- **Task description**:
Search the records for the word "title" and pick out every line that has it.

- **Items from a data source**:
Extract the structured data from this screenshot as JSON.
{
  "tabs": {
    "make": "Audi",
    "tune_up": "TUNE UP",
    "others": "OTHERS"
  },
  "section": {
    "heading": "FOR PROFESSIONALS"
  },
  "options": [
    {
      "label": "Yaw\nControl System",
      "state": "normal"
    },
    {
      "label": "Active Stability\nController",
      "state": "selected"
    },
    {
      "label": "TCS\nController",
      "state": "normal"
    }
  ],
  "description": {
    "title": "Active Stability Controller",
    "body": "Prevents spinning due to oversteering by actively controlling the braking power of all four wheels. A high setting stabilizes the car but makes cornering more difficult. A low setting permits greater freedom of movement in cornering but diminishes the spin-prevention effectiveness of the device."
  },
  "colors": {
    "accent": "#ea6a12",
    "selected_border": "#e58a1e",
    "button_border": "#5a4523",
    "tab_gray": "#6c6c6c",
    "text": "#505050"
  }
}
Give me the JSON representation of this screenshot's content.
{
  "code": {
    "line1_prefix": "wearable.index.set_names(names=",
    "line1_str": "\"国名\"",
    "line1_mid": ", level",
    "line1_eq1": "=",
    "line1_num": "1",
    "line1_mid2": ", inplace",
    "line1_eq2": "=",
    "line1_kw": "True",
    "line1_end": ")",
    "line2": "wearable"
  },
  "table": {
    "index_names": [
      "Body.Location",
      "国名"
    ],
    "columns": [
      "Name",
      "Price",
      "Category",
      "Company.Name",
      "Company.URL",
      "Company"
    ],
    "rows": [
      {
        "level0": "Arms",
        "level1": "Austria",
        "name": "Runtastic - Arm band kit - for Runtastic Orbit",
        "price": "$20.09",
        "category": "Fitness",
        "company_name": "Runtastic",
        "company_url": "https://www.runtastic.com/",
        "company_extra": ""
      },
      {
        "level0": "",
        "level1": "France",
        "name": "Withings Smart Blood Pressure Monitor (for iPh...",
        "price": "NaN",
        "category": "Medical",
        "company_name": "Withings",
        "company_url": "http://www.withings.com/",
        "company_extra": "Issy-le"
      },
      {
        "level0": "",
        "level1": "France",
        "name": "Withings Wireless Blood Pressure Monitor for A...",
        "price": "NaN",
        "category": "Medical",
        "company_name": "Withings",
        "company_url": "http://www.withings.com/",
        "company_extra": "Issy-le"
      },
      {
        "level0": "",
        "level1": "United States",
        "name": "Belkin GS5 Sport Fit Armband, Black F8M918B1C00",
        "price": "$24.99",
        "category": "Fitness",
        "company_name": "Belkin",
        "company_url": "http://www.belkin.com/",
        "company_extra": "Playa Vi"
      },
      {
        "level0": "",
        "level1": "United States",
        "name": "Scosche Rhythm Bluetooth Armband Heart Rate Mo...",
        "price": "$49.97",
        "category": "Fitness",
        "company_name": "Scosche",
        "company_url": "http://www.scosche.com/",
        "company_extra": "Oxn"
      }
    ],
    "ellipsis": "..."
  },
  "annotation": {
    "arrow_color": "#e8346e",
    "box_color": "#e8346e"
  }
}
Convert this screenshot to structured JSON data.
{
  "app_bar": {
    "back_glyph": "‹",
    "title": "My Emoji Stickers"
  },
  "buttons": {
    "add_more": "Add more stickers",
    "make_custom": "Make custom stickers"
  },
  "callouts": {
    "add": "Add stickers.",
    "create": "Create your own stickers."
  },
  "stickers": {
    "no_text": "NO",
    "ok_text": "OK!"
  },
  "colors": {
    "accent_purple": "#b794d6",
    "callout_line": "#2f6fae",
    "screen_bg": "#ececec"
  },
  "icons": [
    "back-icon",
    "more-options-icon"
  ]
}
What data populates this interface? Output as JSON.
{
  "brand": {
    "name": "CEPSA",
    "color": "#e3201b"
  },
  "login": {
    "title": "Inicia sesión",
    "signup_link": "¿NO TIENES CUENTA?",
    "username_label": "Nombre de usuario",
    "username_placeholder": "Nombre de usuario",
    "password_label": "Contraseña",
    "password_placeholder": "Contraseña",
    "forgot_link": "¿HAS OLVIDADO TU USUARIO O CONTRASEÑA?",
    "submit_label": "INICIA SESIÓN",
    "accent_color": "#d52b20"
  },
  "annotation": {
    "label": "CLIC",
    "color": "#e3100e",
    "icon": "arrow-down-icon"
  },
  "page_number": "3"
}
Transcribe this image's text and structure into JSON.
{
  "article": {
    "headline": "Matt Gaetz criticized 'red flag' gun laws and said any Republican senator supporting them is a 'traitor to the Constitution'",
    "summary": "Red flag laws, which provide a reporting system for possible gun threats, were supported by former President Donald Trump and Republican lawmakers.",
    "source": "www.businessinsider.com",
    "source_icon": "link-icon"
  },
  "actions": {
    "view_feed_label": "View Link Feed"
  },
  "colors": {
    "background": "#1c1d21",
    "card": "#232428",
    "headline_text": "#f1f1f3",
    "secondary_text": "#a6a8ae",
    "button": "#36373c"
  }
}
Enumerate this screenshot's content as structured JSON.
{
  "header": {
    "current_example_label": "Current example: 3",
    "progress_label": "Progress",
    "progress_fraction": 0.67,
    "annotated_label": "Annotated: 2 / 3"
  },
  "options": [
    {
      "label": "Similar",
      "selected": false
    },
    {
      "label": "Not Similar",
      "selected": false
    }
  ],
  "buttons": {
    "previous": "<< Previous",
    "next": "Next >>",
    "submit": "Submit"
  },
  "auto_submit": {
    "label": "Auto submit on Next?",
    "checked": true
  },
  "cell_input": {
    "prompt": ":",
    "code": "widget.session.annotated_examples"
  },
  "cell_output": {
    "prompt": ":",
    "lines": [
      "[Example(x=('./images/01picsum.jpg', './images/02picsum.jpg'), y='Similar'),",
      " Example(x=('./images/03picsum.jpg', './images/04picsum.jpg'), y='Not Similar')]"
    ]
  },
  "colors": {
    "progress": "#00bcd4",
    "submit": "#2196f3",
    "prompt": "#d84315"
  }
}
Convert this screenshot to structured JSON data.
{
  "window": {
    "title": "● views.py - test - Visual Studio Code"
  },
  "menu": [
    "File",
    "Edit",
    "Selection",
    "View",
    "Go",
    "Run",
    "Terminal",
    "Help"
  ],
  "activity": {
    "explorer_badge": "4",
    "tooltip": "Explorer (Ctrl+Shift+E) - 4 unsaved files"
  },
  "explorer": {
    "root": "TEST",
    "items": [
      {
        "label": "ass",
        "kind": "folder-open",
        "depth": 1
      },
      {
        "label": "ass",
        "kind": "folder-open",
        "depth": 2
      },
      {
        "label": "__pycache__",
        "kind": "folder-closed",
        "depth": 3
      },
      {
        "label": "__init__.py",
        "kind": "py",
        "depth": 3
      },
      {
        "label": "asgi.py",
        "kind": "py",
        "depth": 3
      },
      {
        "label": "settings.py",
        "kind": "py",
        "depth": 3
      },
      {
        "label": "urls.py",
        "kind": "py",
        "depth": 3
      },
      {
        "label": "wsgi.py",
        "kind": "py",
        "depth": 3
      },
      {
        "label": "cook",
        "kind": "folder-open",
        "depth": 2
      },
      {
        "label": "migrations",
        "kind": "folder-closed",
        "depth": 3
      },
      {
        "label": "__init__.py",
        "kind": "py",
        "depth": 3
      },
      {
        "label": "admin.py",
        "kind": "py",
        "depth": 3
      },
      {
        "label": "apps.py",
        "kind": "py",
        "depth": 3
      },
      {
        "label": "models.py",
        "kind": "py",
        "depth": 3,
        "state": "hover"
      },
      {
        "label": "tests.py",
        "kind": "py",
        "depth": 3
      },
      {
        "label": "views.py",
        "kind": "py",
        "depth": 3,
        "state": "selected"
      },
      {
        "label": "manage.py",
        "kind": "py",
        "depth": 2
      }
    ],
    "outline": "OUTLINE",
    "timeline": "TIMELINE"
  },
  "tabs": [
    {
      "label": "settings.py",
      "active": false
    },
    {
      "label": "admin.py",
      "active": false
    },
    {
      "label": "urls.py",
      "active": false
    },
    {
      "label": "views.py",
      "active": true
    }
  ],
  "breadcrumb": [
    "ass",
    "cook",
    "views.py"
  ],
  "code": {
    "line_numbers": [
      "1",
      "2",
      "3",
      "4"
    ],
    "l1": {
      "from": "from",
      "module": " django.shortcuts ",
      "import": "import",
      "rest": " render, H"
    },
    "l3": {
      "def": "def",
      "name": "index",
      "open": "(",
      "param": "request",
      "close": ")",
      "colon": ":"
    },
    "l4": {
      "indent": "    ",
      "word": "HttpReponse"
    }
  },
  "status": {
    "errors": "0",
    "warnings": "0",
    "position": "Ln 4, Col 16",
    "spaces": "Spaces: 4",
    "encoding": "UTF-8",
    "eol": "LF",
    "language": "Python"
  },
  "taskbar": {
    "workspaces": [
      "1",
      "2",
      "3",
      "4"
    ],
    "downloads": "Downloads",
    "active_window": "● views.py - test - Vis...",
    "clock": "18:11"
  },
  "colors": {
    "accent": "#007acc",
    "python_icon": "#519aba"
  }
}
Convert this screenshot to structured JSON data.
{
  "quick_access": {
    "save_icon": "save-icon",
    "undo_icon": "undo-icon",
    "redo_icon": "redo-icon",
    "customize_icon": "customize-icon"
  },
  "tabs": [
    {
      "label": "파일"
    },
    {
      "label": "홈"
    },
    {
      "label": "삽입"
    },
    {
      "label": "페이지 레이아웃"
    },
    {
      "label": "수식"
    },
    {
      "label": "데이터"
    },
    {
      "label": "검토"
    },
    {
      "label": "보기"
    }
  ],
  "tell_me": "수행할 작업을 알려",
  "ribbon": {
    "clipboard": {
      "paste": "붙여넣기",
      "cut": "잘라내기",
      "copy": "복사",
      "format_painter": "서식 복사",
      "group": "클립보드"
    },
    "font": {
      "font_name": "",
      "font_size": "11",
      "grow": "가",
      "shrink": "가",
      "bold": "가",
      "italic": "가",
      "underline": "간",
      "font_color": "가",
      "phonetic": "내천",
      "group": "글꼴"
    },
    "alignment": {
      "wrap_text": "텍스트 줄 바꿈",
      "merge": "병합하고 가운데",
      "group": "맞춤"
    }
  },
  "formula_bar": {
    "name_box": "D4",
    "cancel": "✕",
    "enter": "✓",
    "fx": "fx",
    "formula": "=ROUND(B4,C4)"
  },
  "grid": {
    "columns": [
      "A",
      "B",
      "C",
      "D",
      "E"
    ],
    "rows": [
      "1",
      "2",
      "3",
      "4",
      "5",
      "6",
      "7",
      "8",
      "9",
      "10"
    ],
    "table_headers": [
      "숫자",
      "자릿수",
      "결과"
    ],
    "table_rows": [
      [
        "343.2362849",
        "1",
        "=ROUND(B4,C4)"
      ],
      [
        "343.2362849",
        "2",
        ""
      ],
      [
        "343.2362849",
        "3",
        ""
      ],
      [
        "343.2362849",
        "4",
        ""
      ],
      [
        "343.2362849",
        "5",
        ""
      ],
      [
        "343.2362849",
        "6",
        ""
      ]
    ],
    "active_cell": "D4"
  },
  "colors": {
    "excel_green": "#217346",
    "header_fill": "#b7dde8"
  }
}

- **Answer for the task**:
    "title": "Active Stability Controller",
    "title": "My Emoji Stickers"
    "title": "Inicia sesión",
    "title": "● views.py - test - Visual Studio Code"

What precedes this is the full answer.